Go through the data below. List every line that holds the word "realen".

--- Start of Given data ---

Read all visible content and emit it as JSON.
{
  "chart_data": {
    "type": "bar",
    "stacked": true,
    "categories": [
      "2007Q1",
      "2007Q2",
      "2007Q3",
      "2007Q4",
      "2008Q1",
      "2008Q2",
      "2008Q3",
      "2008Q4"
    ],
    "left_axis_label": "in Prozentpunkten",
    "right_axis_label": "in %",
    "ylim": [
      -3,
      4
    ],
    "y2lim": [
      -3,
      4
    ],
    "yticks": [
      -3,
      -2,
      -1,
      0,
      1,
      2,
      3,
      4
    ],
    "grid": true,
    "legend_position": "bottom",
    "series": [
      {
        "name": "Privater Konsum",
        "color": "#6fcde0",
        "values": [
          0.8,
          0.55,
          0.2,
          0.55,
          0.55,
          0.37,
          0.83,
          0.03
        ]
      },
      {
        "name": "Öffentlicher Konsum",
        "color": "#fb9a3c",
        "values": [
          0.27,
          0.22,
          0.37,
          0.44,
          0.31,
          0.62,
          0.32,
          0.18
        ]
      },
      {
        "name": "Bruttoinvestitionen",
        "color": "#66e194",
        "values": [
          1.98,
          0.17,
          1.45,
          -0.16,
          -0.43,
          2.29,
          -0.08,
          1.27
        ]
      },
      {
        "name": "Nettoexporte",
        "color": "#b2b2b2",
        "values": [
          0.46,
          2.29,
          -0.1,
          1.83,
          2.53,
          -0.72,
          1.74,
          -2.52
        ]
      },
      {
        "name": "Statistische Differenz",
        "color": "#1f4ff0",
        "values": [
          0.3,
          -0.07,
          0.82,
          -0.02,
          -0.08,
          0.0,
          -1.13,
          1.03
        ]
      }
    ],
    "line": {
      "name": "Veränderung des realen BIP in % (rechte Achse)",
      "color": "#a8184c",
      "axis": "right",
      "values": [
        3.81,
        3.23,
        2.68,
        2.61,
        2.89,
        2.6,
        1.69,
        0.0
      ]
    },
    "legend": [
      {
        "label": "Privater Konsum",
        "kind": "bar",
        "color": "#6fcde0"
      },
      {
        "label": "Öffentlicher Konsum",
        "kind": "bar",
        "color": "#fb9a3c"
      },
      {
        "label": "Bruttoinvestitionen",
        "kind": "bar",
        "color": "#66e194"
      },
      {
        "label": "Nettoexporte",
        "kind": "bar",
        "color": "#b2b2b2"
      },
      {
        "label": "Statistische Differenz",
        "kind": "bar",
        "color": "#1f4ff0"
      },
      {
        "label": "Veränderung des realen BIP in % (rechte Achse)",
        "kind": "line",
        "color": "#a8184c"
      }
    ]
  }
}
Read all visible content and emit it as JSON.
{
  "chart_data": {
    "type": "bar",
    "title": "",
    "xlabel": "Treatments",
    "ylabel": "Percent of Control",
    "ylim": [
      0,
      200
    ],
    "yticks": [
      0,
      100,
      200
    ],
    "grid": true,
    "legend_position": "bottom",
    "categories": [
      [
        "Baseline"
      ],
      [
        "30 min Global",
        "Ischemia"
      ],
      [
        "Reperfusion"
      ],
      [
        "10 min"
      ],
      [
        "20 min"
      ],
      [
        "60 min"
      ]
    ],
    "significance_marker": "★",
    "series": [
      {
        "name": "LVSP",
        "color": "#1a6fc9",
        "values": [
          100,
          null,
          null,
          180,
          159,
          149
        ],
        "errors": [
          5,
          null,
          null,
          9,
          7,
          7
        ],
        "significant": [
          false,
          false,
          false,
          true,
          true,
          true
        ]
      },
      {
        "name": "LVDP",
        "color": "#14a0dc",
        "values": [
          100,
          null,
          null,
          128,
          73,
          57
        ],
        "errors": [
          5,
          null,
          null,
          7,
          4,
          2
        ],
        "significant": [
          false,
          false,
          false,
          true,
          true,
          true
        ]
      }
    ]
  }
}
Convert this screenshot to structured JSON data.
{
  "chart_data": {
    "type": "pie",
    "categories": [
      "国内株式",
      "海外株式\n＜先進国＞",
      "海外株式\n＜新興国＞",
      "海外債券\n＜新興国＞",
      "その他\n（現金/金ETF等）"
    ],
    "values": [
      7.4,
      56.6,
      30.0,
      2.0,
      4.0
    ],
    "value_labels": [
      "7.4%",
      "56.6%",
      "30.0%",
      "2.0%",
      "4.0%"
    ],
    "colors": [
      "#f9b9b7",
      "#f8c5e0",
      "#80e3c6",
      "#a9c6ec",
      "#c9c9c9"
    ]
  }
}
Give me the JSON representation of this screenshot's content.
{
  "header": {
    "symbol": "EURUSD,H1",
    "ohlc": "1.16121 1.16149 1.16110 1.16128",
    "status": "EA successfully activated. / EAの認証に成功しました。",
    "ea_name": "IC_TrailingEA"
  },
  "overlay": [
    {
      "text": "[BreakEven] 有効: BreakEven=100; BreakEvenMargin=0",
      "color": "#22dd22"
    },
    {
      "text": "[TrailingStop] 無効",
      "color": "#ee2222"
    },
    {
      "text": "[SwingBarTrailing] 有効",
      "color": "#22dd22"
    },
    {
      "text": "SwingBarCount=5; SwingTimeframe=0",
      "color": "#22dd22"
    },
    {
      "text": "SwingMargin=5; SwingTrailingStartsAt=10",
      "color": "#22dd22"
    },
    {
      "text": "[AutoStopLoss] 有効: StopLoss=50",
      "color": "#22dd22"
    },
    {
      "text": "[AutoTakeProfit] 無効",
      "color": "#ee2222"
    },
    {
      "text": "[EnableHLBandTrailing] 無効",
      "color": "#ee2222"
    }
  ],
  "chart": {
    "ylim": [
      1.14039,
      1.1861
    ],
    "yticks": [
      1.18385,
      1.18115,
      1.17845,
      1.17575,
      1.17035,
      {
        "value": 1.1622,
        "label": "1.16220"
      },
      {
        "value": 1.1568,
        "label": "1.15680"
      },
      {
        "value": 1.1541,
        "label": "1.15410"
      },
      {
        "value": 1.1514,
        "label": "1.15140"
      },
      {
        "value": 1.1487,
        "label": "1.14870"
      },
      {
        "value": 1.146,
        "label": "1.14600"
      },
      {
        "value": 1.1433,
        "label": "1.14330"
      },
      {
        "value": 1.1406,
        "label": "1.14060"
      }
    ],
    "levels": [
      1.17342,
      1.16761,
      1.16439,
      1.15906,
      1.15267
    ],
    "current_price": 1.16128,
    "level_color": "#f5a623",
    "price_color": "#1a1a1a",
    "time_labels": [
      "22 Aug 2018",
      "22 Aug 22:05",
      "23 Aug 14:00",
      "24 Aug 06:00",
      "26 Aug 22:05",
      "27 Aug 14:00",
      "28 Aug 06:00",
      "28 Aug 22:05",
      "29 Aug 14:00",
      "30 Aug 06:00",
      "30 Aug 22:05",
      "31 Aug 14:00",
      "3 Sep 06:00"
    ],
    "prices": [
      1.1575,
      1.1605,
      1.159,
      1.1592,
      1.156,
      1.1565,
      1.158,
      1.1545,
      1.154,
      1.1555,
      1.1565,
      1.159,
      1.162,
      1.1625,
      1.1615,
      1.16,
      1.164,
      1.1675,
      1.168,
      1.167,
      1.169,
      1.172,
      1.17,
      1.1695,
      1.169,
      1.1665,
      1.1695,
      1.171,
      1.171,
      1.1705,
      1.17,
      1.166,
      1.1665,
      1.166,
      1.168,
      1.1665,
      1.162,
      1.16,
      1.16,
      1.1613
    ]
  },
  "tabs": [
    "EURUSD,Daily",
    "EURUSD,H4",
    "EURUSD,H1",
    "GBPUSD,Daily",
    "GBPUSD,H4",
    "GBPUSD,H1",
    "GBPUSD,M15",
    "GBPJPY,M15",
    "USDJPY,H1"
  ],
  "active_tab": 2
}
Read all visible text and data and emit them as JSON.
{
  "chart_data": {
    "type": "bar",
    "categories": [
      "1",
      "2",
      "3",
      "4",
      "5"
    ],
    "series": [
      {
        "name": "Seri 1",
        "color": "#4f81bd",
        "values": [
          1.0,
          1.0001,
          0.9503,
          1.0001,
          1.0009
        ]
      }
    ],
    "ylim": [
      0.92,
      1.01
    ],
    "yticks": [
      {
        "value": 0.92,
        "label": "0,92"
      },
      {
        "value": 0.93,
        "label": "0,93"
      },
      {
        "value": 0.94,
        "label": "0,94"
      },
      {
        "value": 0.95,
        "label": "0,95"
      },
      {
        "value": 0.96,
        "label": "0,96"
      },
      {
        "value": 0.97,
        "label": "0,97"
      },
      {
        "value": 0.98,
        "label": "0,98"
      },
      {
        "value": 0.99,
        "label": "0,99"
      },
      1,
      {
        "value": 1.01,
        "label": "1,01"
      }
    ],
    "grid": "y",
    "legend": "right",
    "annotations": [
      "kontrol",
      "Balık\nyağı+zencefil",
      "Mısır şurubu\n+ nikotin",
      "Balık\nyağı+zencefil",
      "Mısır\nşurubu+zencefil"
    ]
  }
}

--- End of Given data ---

* Exercise output
      "name": "Veränderung des realen BIP in % (rechte Achse)",
        "label": "Veränderung des realen BIP in % (rechte Achse)",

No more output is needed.